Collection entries

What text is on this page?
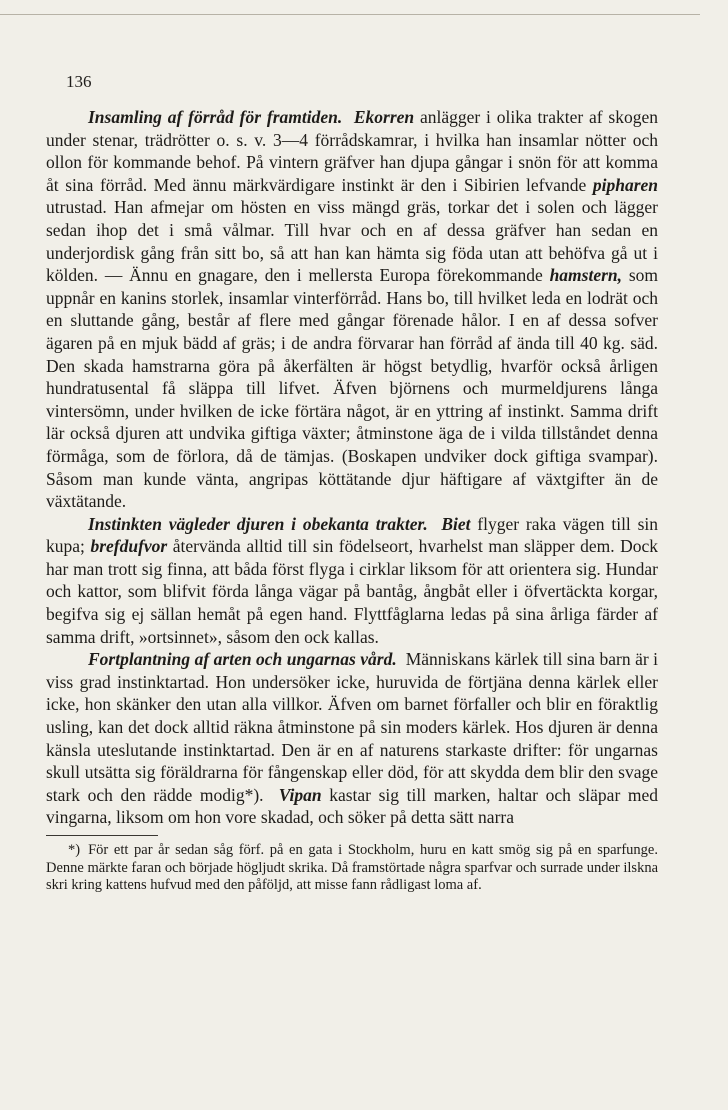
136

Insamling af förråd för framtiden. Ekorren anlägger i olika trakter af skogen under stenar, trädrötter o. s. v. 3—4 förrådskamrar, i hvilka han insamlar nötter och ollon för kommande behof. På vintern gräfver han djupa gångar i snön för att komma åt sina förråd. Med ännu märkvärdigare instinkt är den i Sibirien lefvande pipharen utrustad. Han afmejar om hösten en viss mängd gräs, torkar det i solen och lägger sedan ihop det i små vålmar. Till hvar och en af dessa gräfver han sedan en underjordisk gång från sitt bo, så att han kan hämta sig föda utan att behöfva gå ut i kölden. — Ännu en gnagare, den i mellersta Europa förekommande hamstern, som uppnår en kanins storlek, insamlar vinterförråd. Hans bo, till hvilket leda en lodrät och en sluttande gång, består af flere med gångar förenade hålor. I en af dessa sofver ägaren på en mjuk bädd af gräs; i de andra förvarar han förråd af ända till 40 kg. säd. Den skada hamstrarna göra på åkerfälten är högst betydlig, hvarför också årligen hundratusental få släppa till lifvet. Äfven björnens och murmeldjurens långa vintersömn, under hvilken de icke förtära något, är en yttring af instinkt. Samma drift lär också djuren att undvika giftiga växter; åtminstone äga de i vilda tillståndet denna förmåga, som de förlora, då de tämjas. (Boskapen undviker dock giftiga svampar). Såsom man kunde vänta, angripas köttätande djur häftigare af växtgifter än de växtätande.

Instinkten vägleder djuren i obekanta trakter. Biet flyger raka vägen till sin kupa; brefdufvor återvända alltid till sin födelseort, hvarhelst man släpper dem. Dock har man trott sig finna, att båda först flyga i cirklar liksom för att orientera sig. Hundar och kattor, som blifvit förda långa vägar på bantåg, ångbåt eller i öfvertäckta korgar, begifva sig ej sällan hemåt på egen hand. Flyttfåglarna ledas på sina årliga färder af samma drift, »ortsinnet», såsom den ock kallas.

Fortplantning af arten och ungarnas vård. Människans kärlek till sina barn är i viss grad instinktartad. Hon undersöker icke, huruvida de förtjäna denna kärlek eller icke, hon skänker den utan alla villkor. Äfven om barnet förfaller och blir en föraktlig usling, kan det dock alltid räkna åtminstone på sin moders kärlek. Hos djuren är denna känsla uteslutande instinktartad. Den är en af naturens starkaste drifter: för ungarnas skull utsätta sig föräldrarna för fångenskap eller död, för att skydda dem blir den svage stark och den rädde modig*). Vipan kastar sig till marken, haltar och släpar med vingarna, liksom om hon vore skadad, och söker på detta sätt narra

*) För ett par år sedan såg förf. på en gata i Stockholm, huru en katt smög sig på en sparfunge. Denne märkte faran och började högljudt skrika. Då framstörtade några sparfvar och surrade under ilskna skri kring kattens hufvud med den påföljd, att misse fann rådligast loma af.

--

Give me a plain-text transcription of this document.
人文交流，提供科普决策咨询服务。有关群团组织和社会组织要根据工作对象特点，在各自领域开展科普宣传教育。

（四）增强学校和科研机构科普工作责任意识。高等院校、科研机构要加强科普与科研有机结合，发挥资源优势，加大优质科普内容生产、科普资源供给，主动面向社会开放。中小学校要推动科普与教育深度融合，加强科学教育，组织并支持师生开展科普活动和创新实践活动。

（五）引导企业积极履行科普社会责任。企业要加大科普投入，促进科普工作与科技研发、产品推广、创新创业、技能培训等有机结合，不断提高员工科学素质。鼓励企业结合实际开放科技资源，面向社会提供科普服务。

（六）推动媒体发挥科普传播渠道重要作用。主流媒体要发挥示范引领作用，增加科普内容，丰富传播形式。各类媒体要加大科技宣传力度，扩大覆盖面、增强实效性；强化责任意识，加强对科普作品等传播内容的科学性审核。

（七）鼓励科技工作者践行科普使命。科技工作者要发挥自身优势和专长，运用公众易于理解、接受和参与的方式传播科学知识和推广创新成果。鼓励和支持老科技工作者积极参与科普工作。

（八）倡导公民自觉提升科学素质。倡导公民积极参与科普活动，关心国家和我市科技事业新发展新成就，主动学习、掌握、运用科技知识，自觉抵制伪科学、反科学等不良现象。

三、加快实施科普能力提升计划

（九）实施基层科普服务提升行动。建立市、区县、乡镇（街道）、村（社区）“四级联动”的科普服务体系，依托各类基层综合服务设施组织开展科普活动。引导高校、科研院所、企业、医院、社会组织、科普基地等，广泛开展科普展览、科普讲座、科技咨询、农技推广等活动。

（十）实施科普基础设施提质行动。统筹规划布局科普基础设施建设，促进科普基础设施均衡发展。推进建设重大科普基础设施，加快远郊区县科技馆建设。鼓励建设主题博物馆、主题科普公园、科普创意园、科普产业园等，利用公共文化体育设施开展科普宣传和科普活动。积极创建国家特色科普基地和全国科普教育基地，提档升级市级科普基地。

> Work instructions:
Check each line of the listing above for the string "this", then report only how many lines have it.

> Solution to the problem:
2